[BEGIN Listing]

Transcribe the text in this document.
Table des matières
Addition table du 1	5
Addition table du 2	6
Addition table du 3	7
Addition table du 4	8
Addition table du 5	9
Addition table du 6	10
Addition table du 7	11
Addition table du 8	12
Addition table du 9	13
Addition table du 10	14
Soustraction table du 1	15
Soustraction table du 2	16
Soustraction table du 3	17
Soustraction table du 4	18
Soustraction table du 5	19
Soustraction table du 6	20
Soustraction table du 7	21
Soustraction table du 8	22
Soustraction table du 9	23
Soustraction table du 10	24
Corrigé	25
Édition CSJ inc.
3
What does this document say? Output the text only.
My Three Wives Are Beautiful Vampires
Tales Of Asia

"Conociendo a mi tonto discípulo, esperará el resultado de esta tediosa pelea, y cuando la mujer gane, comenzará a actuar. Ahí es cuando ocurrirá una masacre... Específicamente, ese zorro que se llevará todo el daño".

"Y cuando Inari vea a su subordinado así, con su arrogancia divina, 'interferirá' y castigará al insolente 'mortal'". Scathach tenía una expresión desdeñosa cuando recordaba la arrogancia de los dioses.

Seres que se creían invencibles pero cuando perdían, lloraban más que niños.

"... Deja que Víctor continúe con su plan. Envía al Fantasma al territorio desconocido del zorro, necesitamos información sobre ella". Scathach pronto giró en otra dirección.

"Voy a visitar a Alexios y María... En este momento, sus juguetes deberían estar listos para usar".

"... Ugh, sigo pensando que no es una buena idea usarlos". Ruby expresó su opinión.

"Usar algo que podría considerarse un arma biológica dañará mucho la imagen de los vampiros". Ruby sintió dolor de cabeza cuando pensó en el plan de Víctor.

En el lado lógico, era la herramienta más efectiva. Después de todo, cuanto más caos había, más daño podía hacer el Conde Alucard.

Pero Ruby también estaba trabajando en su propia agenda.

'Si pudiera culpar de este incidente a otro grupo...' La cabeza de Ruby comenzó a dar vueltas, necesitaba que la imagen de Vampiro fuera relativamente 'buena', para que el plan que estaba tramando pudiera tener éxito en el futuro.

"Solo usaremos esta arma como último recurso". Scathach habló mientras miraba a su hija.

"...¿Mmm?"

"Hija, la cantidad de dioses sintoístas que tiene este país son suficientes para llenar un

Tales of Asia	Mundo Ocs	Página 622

[END Listing]

_Exercise_
Retype every record above exactly as it appears.

_Task response_
Transcribe the text in this document.
Table des matières
Addition table du 1	5
Addition table du 2	6
Addition table du 3	7
Addition table du 4	8
Addition table du 5	9
Addition table du 6	10
Addition table du 7	11
Addition table du 8	12
Addition table du 9	13
Addition table du 10	14
Soustraction table du 1	15
Soustraction table du 2	16
Soustraction table du 3	17
Soustraction table du 4	18
Soustraction table du 5	19
Soustraction table du 6	20
Soustraction table du 7	21
Soustraction table du 8	22
Soustraction table du 9	23
Soustraction table du 10	24
Corrigé	25
Édition CSJ inc.
3
What does this document say? Output the text only.
My Three Wives Are Beautiful Vampires
Tales Of Asia

"Conociendo a mi tonto discípulo, esperará el resultado de esta tediosa pelea, y cuando la mujer gane, comenzará a actuar. Ahí es cuando ocurrirá una masacre... Específicamente, ese zorro que se llevará todo el daño".

"Y cuando Inari vea a su subordinado así, con su arrogancia divina, 'interferirá' y castigará al insolente 'mortal'". Scathach tenía una expresión desdeñosa cuando recordaba la arrogancia de los dioses.

Seres que se creían invencibles pero cuando perdían, lloraban más que niños.

"... Deja que Víctor continúe con su plan. Envía al Fantasma al territorio desconocido del zorro, necesitamos información sobre ella". Scathach pronto giró en otra dirección.

"Voy a visitar a Alexios y María... En este momento, sus juguetes deberían estar listos para usar".

"... Ugh, sigo pensando que no es una buena idea usarlos". Ruby expresó su opinión.

"Usar algo que podría considerarse un arma biológica dañará mucho la imagen de los vampiros". Ruby sintió dolor de cabeza cuando pensó en el plan de Víctor.

En el lado lógico, era la herramienta más efectiva. Después de todo, cuanto más caos había, más daño podía hacer el Conde Alucard.

Pero Ruby también estaba trabajando en su propia agenda.

'Si pudiera culpar de este incidente a otro grupo...' La cabeza de Ruby comenzó a dar vueltas, necesitaba que la imagen de Vampiro fuera relativamente 'buena', para que el plan que estaba tramando pudiera tener éxito en el futuro.

"Solo usaremos esta arma como último recurso". Scathach habló mientras miraba a su hija.

"...¿Mmm?"

"Hija, la cantidad de dioses sintoístas que tiene este país son suficientes para llenar un

Tales of Asia	Mundo Ocs	Página 622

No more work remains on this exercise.